■ Request ■
Scan the data below for the string "document". Copy every line where it appears.
□ □ □ □ □ □ □
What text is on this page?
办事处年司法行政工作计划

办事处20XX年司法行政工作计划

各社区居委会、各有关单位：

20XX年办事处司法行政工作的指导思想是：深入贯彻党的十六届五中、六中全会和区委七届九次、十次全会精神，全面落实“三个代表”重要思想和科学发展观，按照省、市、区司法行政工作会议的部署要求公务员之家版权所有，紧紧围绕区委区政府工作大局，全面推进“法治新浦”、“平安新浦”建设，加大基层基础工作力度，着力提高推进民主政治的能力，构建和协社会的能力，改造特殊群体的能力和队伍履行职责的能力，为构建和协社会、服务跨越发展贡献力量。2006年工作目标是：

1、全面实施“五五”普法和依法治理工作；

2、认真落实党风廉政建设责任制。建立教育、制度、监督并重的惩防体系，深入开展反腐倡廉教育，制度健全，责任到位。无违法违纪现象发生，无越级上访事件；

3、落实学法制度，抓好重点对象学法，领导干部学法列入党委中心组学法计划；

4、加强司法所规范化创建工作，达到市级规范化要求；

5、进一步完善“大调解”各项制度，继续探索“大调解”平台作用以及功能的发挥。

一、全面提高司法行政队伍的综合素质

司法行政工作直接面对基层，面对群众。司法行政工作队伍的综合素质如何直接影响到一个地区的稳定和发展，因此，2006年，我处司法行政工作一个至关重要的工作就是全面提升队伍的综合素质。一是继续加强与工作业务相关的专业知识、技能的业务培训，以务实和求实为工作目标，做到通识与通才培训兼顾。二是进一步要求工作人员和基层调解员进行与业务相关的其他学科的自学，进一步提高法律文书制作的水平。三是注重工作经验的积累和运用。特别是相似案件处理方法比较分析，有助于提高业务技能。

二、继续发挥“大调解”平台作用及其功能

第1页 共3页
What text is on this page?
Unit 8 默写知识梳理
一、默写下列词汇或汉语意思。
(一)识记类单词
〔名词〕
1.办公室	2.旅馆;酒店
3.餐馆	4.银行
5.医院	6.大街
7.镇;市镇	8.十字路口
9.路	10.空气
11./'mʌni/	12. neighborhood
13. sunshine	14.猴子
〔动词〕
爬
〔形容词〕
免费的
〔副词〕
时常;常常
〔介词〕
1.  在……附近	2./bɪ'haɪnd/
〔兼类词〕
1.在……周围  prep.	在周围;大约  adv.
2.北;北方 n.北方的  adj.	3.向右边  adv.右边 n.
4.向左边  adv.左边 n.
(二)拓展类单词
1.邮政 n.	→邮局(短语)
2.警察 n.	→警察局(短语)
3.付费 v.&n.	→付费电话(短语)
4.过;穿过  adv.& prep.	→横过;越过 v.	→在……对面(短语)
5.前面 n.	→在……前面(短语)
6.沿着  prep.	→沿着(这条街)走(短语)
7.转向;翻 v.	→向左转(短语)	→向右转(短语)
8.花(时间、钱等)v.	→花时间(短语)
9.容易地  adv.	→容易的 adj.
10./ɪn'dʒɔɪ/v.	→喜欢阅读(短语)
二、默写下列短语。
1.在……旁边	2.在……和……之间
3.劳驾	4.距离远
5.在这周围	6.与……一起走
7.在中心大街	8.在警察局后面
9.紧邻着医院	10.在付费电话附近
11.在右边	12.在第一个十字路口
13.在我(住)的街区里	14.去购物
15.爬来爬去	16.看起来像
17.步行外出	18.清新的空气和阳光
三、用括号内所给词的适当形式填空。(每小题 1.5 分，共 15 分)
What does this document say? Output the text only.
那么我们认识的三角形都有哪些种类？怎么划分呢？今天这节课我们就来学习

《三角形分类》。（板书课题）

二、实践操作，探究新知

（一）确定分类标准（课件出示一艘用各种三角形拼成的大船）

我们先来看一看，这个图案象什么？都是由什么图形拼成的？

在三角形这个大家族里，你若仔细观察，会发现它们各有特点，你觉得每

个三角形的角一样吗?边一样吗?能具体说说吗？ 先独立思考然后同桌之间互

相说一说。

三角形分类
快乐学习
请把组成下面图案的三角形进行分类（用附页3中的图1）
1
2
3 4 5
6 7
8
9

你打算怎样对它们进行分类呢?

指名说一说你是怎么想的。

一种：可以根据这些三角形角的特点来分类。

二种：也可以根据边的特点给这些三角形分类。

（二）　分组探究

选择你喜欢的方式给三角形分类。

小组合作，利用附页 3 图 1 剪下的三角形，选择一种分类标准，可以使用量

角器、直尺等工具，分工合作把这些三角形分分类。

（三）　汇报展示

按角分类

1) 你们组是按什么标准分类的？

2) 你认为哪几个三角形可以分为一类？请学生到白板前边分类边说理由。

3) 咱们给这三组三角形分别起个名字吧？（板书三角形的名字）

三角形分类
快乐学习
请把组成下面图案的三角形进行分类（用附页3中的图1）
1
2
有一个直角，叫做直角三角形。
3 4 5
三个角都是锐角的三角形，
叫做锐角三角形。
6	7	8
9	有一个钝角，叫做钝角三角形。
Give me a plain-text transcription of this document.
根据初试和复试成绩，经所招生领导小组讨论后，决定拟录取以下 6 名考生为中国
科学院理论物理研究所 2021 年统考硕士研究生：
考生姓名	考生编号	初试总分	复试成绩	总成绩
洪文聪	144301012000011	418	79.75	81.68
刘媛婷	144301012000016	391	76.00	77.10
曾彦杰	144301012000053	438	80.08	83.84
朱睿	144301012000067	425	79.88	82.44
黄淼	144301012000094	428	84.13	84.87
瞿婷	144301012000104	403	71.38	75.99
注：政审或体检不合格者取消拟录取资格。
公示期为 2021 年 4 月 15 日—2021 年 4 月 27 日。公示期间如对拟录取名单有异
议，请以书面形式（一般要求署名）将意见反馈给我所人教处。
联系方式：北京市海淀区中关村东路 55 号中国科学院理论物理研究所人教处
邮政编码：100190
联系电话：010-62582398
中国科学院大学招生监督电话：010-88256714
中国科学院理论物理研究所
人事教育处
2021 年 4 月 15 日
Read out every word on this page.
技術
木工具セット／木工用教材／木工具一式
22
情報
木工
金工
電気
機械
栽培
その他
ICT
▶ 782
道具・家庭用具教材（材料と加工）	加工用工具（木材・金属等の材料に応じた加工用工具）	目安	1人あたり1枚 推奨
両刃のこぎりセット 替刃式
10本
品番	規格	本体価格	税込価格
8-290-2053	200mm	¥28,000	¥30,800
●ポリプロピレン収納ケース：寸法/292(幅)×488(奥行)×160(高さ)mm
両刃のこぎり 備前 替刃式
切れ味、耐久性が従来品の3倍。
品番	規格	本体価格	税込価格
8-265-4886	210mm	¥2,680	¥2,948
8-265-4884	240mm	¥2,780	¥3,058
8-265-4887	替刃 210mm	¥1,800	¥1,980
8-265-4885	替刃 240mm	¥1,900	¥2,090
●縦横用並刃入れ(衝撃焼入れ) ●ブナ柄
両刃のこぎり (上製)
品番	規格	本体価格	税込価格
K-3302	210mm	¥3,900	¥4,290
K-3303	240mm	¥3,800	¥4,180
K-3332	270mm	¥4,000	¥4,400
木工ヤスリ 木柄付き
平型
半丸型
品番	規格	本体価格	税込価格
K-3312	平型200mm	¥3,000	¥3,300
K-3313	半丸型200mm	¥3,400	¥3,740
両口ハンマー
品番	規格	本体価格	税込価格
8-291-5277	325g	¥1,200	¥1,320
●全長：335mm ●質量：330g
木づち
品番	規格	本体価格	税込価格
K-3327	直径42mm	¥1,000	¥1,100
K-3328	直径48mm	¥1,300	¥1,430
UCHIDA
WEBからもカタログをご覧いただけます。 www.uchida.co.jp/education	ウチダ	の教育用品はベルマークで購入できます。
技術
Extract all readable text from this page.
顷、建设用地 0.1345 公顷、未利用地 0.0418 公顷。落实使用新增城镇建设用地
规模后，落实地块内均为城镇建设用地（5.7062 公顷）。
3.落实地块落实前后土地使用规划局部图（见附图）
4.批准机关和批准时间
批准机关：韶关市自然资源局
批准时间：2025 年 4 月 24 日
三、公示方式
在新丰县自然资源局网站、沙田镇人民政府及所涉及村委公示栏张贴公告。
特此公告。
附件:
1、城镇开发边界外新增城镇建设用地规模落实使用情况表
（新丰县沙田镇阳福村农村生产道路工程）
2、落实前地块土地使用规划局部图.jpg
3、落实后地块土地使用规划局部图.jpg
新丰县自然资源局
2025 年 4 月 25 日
□ □ □ □ □ □ □
■ Exercise solution ■
What does this document say? Output the text only.
Give me a plain-text transcription of this document.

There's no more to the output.